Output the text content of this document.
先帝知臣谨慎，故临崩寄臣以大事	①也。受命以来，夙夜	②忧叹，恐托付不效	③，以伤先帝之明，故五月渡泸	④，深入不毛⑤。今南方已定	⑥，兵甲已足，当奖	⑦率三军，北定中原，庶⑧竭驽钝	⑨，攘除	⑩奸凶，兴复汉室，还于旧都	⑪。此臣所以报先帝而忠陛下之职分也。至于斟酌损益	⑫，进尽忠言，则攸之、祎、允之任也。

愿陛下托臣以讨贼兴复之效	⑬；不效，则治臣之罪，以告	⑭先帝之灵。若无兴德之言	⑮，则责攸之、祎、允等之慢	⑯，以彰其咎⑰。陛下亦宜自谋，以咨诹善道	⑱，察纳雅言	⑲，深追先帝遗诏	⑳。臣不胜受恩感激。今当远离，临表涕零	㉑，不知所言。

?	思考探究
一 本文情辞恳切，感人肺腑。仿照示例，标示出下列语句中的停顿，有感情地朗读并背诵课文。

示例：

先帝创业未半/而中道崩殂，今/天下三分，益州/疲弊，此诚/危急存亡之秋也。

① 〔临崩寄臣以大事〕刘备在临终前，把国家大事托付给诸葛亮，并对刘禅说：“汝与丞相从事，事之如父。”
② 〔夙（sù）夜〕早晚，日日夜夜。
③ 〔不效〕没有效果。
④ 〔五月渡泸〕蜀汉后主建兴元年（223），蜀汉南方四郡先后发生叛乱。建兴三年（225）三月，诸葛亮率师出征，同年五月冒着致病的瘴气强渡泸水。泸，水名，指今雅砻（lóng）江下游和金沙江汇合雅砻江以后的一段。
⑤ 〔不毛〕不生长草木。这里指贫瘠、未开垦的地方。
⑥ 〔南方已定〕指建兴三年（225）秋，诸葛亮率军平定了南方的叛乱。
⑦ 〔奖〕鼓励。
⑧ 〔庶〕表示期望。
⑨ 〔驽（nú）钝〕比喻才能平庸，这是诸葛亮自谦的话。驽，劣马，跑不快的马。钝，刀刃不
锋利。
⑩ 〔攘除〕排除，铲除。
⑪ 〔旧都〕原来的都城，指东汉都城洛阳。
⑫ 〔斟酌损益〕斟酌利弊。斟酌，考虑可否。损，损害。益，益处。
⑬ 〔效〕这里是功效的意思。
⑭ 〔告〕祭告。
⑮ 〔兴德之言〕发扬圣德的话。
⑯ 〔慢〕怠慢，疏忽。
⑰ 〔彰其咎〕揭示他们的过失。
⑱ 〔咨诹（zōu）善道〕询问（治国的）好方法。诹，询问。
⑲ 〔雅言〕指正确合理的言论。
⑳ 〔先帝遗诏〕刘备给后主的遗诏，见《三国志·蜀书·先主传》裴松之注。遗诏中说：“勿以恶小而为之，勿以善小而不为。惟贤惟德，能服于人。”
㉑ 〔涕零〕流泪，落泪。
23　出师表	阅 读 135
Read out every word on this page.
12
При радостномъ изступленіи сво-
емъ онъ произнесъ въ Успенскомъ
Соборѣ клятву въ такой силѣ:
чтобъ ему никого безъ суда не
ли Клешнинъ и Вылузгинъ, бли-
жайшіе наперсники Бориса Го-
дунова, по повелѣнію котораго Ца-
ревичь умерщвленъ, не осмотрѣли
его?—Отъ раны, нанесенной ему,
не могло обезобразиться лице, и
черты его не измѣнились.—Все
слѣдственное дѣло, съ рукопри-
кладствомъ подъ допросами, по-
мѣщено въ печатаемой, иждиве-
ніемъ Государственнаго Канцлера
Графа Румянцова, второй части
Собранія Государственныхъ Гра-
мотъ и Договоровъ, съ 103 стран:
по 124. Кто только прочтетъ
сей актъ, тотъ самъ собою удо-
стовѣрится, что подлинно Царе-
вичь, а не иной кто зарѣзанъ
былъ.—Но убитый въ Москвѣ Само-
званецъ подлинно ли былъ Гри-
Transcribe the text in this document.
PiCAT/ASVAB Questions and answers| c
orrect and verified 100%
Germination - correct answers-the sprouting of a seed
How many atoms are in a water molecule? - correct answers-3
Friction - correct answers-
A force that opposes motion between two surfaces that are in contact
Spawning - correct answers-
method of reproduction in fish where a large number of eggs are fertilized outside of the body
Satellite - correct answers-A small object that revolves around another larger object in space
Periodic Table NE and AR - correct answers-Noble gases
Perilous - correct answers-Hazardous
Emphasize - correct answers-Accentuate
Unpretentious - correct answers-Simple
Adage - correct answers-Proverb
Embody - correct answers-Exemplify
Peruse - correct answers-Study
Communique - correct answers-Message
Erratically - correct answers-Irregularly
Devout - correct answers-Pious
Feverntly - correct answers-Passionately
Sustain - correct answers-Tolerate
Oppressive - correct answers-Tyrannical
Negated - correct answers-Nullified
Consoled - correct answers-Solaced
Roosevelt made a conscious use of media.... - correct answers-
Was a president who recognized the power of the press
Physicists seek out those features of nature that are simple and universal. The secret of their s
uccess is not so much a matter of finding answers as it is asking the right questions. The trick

● ● ●

| GIVEN REQUEST |
Transcribe all of the material exactly. Omit nothing.

| RESPONSE TO THIS TASK |
Output the text content of this document.
先帝知臣谨慎，故临崩寄臣以大事	①也。受命以来，夙夜	②忧叹，恐托付不效	③，以伤先帝之明，故五月渡泸	④，深入不毛⑤。今南方已定	⑥，兵甲已足，当奖	⑦率三军，北定中原，庶⑧竭驽钝	⑨，攘除	⑩奸凶，兴复汉室，还于旧都	⑪。此臣所以报先帝而忠陛下之职分也。至于斟酌损益	⑫，进尽忠言，则攸之、祎、允之任也。

愿陛下托臣以讨贼兴复之效	⑬；不效，则治臣之罪，以告	⑭先帝之灵。若无兴德之言	⑮，则责攸之、祎、允等之慢	⑯，以彰其咎⑰。陛下亦宜自谋，以咨诹善道	⑱，察纳雅言	⑲，深追先帝遗诏	⑳。臣不胜受恩感激。今当远离，临表涕零	㉑，不知所言。

?	思考探究
一 本文情辞恳切，感人肺腑。仿照示例，标示出下列语句中的停顿，有感情地朗读并背诵课文。

示例：

先帝创业未半/而中道崩殂，今/天下三分，益州/疲弊，此诚/危急存亡之秋也。

① 〔临崩寄臣以大事〕刘备在临终前，把国家大事托付给诸葛亮，并对刘禅说：“汝与丞相从事，事之如父。”
② 〔夙（sù）夜〕早晚，日日夜夜。
③ 〔不效〕没有效果。
④ 〔五月渡泸〕蜀汉后主建兴元年（223），蜀汉南方四郡先后发生叛乱。建兴三年（225）三月，诸葛亮率师出征，同年五月冒着致病的瘴气强渡泸水。泸，水名，指今雅砻（lóng）江下游和金沙江汇合雅砻江以后的一段。
⑤ 〔不毛〕不生长草木。这里指贫瘠、未开垦的地方。
⑥ 〔南方已定〕指建兴三年（225）秋，诸葛亮率军平定了南方的叛乱。
⑦ 〔奖〕鼓励。
⑧ 〔庶〕表示期望。
⑨ 〔驽（nú）钝〕比喻才能平庸，这是诸葛亮自谦的话。驽，劣马，跑不快的马。钝，刀刃不
锋利。
⑩ 〔攘除〕排除，铲除。
⑪ 〔旧都〕原来的都城，指东汉都城洛阳。
⑫ 〔斟酌损益〕斟酌利弊。斟酌，考虑可否。损，损害。益，益处。
⑬ 〔效〕这里是功效的意思。
⑭ 〔告〕祭告。
⑮ 〔兴德之言〕发扬圣德的话。
⑯ 〔慢〕怠慢，疏忽。
⑰ 〔彰其咎〕揭示他们的过失。
⑱ 〔咨诹（zōu）善道〕询问（治国的）好方法。诹，询问。
⑲ 〔雅言〕指正确合理的言论。
⑳ 〔先帝遗诏〕刘备给后主的遗诏，见《三国志·蜀书·先主传》裴松之注。遗诏中说：“勿以恶小而为之，勿以善小而不为。惟贤惟德，能服于人。”
㉑ 〔涕零〕流泪，落泪。
23　出师表	阅 读 135
Read out every word on this page.
12
При радостномъ изступленіи сво-
емъ онъ произнесъ въ Успенскомъ
Соборѣ клятву въ такой силѣ:
чтобъ ему никого безъ суда не
ли Клешнинъ и Вылузгинъ, бли-
жайшіе наперсники Бориса Го-
дунова, по повелѣнію котораго Ца-
ревичь умерщвленъ, не осмотрѣли
его?—Отъ раны, нанесенной ему,
не могло обезобразиться лице, и
черты его не измѣнились.—Все
слѣдственное дѣло, съ рукопри-
кладствомъ подъ допросами, по-
мѣщено въ печатаемой, иждиве-
ніемъ Государственнаго Канцлера
Графа Румянцова, второй части
Собранія Государственныхъ Гра-
мотъ и Договоровъ, съ 103 стран:
по 124. Кто только прочтетъ
сей актъ, тотъ самъ собою удо-
стовѣрится, что подлинно Царе-
вичь, а не иной кто зарѣзанъ
былъ.—Но убитый въ Москвѣ Само-
званецъ подлинно ли былъ Гри-
Transcribe the text in this document.
PiCAT/ASVAB Questions and answers| c
orrect and verified 100%
Germination - correct answers-the sprouting of a seed
How many atoms are in a water molecule? - correct answers-3
Friction - correct answers-
A force that opposes motion between two surfaces that are in contact
Spawning - correct answers-
method of reproduction in fish where a large number of eggs are fertilized outside of the body
Satellite - correct answers-A small object that revolves around another larger object in space
Periodic Table NE and AR - correct answers-Noble gases
Perilous - correct answers-Hazardous
Emphasize - correct answers-Accentuate
Unpretentious - correct answers-Simple
Adage - correct answers-Proverb
Embody - correct answers-Exemplify
Peruse - correct answers-Study
Communique - correct answers-Message
Erratically - correct answers-Irregularly
Devout - correct answers-Pious
Feverntly - correct answers-Passionately
Sustain - correct answers-Tolerate
Oppressive - correct answers-Tyrannical
Negated - correct answers-Nullified
Consoled - correct answers-Solaced
Roosevelt made a conscious use of media.... - correct answers-
Was a president who recognized the power of the press
Physicists seek out those features of nature that are simple and universal. The secret of their s
uccess is not so much a matter of finding answers as it is asking the right questions. The trick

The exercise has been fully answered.